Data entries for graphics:
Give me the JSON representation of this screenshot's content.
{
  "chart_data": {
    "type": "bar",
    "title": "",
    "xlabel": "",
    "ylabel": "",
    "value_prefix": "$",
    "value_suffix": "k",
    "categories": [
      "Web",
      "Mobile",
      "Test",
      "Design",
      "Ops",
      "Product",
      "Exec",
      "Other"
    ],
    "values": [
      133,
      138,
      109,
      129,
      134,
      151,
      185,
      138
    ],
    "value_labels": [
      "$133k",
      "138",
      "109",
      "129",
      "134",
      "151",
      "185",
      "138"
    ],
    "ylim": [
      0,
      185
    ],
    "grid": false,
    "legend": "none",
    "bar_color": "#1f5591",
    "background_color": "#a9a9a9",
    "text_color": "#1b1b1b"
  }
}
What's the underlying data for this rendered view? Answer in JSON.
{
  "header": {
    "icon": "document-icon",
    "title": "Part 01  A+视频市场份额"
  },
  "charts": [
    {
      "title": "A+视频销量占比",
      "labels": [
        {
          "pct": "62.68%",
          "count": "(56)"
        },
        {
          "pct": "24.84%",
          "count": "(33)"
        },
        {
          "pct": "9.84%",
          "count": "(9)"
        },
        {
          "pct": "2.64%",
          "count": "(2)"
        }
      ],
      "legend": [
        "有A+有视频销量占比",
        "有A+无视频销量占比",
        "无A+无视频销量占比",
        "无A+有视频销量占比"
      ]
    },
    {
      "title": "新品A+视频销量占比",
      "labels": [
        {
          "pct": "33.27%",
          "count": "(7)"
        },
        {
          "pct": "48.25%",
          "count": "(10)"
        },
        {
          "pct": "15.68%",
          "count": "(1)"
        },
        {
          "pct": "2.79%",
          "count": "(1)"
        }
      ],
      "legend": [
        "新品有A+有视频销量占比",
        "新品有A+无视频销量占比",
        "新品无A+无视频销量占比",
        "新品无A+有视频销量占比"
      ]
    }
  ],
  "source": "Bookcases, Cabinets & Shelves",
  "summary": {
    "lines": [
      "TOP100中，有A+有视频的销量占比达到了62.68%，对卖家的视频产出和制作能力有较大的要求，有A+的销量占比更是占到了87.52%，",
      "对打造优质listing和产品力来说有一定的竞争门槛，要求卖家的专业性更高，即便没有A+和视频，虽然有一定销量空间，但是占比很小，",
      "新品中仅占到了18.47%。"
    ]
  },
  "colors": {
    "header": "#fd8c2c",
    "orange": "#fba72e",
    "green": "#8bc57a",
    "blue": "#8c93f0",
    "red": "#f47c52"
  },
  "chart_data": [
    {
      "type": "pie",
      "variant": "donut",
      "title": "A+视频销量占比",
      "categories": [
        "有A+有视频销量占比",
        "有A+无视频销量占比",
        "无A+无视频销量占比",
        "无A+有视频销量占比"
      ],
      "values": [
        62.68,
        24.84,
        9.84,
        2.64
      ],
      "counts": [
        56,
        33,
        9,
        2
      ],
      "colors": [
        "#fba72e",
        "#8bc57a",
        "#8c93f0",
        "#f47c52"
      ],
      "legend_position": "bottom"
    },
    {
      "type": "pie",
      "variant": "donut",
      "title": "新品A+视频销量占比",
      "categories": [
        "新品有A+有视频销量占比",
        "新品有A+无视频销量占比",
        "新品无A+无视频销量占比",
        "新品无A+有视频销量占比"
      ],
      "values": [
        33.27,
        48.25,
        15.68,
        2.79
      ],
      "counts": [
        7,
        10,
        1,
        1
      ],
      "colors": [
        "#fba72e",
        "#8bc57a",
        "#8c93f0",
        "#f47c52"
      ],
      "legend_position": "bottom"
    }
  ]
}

§ **STATED PROBLEM**:
Find each line holding the string "JSON" and copy it out.

§ **WORKED ANSWER**:
Give me the JSON representation of this screenshot's content.
What's the underlying data for this rendered view? Answer in JSON.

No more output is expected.